Structured figure records
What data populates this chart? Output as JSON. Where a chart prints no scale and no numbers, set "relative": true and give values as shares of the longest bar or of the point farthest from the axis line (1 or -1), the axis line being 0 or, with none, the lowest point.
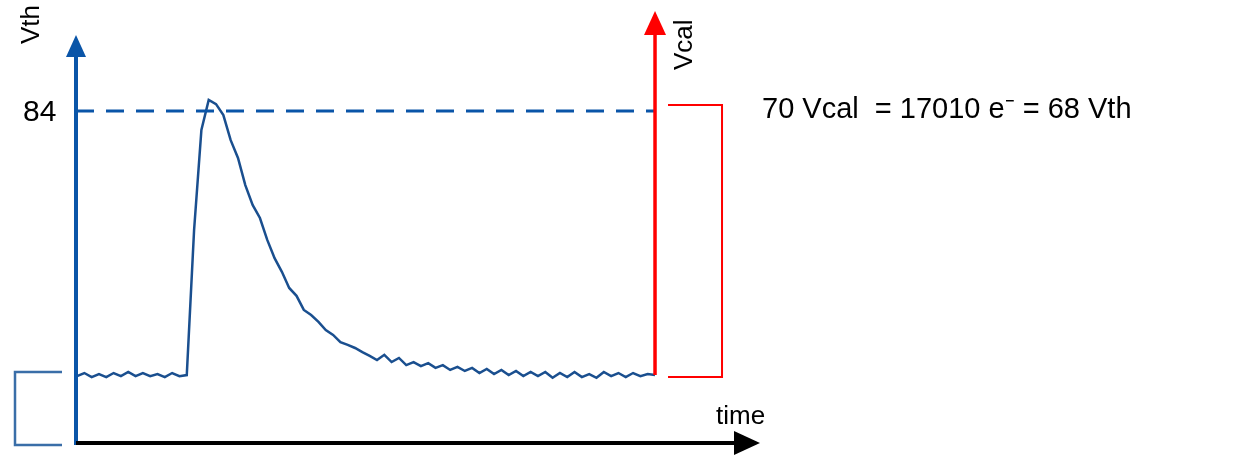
{
  "chart_data": {
    "type": "line",
    "relative": true,
    "grid": false,
    "xlabel": "time",
    "ylabel": "Vth",
    "y2label": "Vcal",
    "annotations": [
      "70 Vcal  = 17010 e⁻ = 68 Vth",
      "84"
    ],
    "ref_lines": [
      {
        "axis": "y",
        "value": 0.968,
        "color": "#0a55a8",
        "line_style": "dashed"
      }
    ],
    "categories": [
      null,
      null,
      null,
      null,
      null,
      null,
      null,
      null,
      null,
      null,
      null,
      null,
      null,
      null,
      null,
      null,
      null,
      null,
      null,
      null,
      null,
      null,
      null,
      null,
      null,
      null,
      null,
      null,
      null,
      null,
      null,
      null,
      null,
      null,
      null,
      null,
      null,
      null,
      null,
      null,
      null,
      null,
      null,
      null,
      null,
      null,
      null,
      null,
      null,
      null,
      null,
      null,
      null,
      null,
      null,
      null,
      null,
      null,
      null,
      null,
      null,
      null,
      null,
      null,
      null,
      null,
      null,
      null,
      null,
      null,
      null,
      null,
      null,
      null,
      null,
      null,
      null,
      null,
      null,
      null
    ],
    "series": [
      {
        "color": "#1a4f8f",
        "values": [
          0.195,
          0.204,
          0.192,
          0.201,
          0.192,
          0.204,
          0.195,
          0.207,
          0.195,
          0.204,
          0.195,
          0.201,
          0.192,
          0.204,
          0.195,
          0.198,
          0.621,
          0.913,
          1,
          0.988,
          0.956,
          0.883,
          0.831,
          0.752,
          0.694,
          0.656,
          0.592,
          0.539,
          0.499,
          0.452,
          0.429,
          0.388,
          0.373,
          0.353,
          0.329,
          0.315,
          0.294,
          0.286,
          0.277,
          0.265,
          0.254,
          0.242,
          0.257,
          0.236,
          0.248,
          0.227,
          0.236,
          0.224,
          0.233,
          0.219,
          0.227,
          0.213,
          0.222,
          0.21,
          0.219,
          0.204,
          0.216,
          0.201,
          0.213,
          0.198,
          0.21,
          0.195,
          0.207,
          0.195,
          0.207,
          0.19,
          0.204,
          0.192,
          0.207,
          0.192,
          0.201,
          0.19,
          0.207,
          0.195,
          0.204,
          0.192,
          0.204,
          0.195,
          0.201,
          0.198
        ]
      }
    ]
  }
}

» **To do**:
Print all of the records shown above exactly, leaving out each picture.

» **Result for this exercise**:
What data populates this chart? Output as JSON. Where a chart prints no scale and no numbers, set "relative": true and give values as shares of the longest bar or of the point farthest from the axis line (1 or -1), the axis line being 0 or, with none, the lowest point.
{
  "chart_data": {
    "type": "line",
    "relative": true,
    "grid": false,
    "xlabel": "time",
    "ylabel": "Vth",
    "y2label": "Vcal",
    "annotations": [
      "70 Vcal  = 17010 e⁻ = 68 Vth",
      "84"
    ],
    "ref_lines": [
      {
        "axis": "y",
        "value": 0.968,
        "color": "#0a55a8",
        "line_style": "dashed"
      }
    ],
    "categories": [
      null,
      null,
      null,
      null,
      null,
      null,
      null,
      null,
      null,
      null,
      null,
      null,
      null,
      null,
      null,
      null,
      null,
      null,
      null,
      null,
      null,
      null,
      null,
      null,
      null,
      null,
      null,
      null,
      null,
      null,
      null,
      null,
      null,
      null,
      null,
      null,
      null,
      null,
      null,
      null,
      null,
      null,
      null,
      null,
      null,
      null,
      null,
      null,
      null,
      null,
      null,
      null,
      null,
      null,
      null,
      null,
      null,
      null,
      null,
      null,
      null,
      null,
      null,
      null,
      null,
      null,
      null,
      null,
      null,
      null,
      null,
      null,
      null,
      null,
      null,
      null,
      null,
      null,
      null,
      null
    ],
    "series": [
      {
        "color": "#1a4f8f",
        "values": [
          0.195,
          0.204,
          0.192,
          0.201,
          0.192,
          0.204,
          0.195,
          0.207,
          0.195,
          0.204,
          0.195,
          0.201,
          0.192,
          0.204,
          0.195,
          0.198,
          0.621,
          0.913,
          1,
          0.988,
          0.956,
          0.883,
          0.831,
          0.752,
          0.694,
          0.656,
          0.592,
          0.539,
          0.499,
          0.452,
          0.429,
          0.388,
          0.373,
          0.353,
          0.329,
          0.315,
          0.294,
          0.286,
          0.277,
          0.265,
          0.254,
          0.242,
          0.257,
          0.236,
          0.248,
          0.227,
          0.236,
          0.224,
          0.233,
          0.219,
          0.227,
          0.213,
          0.222,
          0.21,
          0.219,
          0.204,
          0.216,
          0.201,
          0.213,
          0.198,
          0.21,
          0.195,
          0.207,
          0.195,
          0.207,
          0.19,
          0.204,
          0.192,
          0.207,
          0.192,
          0.201,
          0.19,
          0.207,
          0.195,
          0.204,
          0.192,
          0.204,
          0.195,
          0.201,
          0.198
        ]
      }
    ]
  }
}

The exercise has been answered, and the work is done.